Material provided.

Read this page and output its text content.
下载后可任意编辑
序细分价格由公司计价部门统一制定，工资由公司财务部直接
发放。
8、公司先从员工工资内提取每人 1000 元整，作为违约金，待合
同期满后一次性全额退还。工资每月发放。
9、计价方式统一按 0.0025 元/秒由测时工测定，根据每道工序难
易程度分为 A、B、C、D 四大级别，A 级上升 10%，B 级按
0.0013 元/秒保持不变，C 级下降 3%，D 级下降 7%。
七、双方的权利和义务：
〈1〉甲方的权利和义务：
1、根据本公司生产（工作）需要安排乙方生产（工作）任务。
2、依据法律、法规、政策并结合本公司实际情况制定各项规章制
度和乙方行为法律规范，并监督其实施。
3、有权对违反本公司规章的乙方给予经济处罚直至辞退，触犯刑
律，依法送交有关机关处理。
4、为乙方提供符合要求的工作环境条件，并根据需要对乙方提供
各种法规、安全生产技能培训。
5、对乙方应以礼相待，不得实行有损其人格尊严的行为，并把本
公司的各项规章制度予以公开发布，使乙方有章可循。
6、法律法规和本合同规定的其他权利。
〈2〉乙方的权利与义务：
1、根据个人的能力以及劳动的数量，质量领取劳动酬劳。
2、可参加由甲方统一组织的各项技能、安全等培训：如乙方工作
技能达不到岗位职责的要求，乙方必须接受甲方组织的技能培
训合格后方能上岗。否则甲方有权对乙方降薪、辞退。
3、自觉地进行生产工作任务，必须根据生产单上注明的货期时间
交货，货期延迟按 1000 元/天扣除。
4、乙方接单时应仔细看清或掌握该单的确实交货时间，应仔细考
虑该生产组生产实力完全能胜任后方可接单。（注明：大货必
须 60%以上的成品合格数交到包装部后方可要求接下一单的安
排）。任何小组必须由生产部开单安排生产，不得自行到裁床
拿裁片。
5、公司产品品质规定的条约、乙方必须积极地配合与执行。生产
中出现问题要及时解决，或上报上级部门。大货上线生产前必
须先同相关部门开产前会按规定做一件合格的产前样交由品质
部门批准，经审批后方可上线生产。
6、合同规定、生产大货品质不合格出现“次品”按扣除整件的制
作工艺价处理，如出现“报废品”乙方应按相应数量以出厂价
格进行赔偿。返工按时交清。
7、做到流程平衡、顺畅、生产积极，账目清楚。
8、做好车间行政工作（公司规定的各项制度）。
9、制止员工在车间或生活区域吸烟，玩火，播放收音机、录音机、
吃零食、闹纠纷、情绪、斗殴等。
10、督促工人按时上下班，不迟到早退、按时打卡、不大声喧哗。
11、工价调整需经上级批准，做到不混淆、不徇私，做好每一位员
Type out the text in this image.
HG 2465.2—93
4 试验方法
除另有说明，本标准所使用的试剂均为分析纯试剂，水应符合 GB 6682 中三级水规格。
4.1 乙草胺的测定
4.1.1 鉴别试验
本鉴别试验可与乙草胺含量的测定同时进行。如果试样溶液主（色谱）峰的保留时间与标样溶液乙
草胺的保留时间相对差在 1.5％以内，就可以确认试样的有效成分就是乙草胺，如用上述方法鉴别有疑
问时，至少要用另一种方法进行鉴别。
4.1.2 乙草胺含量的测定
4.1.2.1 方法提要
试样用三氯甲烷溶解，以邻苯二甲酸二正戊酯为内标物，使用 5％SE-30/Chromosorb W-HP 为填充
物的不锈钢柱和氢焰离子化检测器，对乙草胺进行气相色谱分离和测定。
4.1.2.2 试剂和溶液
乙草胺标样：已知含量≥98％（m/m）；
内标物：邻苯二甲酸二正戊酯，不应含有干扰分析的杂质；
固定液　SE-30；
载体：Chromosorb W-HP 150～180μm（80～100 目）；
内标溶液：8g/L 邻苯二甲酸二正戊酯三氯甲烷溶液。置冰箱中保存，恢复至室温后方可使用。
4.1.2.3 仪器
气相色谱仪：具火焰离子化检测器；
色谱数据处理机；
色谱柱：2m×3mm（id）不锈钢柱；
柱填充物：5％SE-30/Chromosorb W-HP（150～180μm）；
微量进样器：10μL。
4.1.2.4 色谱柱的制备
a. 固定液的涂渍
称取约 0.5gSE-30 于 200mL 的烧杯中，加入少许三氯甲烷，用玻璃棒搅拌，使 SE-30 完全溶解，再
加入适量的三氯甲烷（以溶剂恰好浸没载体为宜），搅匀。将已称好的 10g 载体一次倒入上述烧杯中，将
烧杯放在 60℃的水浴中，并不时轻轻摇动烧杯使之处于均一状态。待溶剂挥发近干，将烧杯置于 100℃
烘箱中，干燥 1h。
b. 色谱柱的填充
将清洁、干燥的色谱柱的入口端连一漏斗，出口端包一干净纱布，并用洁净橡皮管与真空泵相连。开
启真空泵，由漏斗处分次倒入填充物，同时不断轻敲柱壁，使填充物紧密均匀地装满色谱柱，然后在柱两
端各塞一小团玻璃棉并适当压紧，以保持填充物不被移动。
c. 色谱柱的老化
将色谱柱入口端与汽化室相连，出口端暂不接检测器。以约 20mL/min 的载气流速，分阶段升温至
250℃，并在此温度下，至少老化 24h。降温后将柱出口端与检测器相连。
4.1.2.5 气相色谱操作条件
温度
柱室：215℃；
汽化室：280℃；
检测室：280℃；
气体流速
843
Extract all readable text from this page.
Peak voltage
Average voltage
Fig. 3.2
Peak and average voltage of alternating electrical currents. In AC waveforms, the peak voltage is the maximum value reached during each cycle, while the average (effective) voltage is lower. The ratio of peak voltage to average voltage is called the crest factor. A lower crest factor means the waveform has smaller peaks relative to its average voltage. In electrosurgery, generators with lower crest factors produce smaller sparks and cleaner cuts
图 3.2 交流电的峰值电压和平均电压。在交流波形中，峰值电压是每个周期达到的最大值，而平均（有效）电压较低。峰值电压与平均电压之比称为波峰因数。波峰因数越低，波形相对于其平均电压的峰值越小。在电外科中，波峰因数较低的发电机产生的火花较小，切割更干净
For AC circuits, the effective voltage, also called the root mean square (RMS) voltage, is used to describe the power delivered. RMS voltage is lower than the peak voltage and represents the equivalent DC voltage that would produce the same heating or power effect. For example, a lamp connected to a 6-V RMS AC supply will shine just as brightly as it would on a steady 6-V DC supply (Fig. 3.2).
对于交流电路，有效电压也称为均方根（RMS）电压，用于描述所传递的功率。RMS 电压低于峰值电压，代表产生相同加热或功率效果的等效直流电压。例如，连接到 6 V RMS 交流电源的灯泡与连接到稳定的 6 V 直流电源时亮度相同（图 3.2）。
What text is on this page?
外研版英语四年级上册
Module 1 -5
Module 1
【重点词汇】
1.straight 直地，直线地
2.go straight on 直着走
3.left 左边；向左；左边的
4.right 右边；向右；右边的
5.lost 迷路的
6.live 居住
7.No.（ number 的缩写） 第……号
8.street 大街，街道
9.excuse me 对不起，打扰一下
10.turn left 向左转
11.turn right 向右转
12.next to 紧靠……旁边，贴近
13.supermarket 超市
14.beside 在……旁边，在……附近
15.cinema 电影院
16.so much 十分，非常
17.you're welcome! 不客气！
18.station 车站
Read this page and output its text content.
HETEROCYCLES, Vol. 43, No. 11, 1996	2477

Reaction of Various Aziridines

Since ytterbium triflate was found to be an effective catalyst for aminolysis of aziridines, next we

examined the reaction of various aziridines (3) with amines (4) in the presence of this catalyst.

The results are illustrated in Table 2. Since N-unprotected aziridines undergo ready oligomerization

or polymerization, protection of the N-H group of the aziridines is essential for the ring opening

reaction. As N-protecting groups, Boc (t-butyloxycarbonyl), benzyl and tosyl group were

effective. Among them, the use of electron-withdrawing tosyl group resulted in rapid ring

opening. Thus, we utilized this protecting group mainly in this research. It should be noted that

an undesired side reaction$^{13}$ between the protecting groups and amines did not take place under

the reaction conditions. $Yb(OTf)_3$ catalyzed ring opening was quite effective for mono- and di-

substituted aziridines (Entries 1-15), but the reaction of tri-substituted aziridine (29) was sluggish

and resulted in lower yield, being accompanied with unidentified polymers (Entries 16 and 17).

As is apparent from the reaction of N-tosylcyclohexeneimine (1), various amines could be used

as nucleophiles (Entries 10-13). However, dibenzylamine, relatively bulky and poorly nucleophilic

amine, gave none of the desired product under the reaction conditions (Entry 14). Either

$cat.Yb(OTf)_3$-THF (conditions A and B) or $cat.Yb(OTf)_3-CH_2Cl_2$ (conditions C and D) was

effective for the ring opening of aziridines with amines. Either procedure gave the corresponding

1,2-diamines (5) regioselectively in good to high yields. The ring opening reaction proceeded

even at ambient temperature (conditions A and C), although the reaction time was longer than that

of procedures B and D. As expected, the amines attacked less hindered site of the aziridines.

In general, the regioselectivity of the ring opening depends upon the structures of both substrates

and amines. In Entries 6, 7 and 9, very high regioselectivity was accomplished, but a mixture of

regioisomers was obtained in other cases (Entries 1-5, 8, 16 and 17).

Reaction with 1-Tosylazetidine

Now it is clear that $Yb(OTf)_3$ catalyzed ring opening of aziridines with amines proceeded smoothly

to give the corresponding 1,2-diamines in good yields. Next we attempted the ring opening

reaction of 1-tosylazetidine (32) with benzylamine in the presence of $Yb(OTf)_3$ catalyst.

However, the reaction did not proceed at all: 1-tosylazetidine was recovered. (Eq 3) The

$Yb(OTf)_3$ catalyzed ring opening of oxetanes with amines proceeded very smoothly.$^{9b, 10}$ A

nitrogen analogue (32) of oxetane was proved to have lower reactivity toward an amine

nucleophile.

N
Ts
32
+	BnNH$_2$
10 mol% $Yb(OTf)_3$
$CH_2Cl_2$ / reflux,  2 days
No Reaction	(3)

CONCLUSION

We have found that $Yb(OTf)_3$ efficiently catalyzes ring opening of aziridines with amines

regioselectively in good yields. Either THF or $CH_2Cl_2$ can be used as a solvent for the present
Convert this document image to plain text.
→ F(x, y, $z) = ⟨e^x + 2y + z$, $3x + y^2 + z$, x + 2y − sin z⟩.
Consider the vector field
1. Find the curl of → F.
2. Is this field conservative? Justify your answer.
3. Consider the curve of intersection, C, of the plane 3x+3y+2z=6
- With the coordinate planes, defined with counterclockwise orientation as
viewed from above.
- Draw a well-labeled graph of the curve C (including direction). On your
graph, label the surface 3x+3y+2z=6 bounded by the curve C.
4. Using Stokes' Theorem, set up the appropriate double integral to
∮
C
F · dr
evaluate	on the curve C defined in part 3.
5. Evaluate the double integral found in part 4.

Objective. Of the lines in the material, how many hold the word "yields"? Reply with the number only.

Written answer. 3